─── Exercise inputs ───

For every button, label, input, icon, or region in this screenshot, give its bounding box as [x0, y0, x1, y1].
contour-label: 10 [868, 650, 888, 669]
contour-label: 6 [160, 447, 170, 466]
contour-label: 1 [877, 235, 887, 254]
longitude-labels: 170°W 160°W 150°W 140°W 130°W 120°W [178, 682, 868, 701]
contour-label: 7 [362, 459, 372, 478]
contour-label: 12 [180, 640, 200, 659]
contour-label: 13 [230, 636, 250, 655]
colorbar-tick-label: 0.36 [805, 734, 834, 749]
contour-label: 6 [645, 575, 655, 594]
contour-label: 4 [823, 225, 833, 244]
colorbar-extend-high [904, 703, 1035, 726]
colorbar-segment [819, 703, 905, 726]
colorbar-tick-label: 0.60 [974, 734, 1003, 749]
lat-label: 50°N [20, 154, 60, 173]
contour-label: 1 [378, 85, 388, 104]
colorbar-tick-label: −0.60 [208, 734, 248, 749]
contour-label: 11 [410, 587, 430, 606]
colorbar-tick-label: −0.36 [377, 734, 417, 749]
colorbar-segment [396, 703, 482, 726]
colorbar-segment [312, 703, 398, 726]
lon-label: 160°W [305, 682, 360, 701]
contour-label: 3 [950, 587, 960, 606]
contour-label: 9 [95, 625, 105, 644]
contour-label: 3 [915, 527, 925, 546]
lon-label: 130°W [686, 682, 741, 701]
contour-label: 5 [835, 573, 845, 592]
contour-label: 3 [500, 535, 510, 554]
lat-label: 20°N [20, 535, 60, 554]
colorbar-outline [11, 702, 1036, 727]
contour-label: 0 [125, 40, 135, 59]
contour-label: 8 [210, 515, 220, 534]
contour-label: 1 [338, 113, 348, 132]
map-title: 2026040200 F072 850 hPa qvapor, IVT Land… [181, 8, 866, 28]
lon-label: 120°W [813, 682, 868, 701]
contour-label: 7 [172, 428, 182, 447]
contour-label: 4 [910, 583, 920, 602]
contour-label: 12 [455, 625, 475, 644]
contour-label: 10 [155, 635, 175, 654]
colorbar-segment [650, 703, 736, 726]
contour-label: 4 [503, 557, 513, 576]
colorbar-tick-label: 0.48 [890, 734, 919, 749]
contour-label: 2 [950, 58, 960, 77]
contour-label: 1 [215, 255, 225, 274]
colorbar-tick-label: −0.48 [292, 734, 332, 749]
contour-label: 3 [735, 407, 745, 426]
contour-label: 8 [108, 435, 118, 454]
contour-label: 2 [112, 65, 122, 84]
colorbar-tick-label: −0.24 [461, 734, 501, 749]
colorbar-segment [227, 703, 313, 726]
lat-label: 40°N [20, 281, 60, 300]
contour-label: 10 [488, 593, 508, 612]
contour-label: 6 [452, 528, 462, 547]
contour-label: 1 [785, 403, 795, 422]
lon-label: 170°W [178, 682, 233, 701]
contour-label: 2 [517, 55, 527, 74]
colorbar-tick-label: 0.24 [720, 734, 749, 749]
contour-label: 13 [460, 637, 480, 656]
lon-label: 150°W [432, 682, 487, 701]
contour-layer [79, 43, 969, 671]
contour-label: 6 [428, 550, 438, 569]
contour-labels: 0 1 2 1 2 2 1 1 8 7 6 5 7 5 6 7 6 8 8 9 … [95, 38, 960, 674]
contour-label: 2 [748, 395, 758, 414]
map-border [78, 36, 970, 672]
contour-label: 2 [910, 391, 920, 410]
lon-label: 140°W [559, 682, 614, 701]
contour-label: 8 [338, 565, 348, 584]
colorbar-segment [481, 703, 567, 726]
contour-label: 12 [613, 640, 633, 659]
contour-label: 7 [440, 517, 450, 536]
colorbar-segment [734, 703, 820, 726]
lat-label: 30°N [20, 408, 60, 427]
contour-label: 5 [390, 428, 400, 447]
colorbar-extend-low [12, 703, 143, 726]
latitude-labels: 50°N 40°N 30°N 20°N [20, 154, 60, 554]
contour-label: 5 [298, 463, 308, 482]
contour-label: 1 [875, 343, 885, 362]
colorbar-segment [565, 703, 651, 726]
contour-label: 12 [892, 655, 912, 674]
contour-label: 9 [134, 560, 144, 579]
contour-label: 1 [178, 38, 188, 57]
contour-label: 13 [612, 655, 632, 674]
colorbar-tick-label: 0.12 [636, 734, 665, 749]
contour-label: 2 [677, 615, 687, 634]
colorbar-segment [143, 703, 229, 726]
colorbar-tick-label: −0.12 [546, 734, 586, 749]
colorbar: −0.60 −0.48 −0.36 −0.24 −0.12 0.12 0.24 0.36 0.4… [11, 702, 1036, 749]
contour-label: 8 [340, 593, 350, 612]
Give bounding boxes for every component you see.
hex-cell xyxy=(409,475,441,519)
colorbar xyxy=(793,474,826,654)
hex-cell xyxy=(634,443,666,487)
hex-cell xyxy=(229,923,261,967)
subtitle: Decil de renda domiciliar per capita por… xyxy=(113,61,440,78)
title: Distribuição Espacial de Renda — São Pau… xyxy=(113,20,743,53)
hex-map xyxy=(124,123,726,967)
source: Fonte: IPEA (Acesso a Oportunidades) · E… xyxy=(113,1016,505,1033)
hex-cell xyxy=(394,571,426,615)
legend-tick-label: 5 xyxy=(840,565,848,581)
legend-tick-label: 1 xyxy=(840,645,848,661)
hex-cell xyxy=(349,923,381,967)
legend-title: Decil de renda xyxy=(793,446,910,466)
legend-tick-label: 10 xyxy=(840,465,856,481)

───

Copy everything from the start of the data down to the line containing "contour-label: 13 [230, 636, 250, 655]", both ends included.

• Exercise solution:
For every button, label, input, icon, or region in this screenshot, give its bounding box as [x0, y0, x1, y1].
contour-label: 10 [868, 650, 888, 669]
contour-label: 6 [160, 447, 170, 466]
contour-label: 1 [877, 235, 887, 254]
longitude-labels: 170°W 160°W 150°W 140°W 130°W 120°W [178, 682, 868, 701]
contour-label: 7 [362, 459, 372, 478]
contour-label: 12 [180, 640, 200, 659]
contour-label: 13 [230, 636, 250, 655]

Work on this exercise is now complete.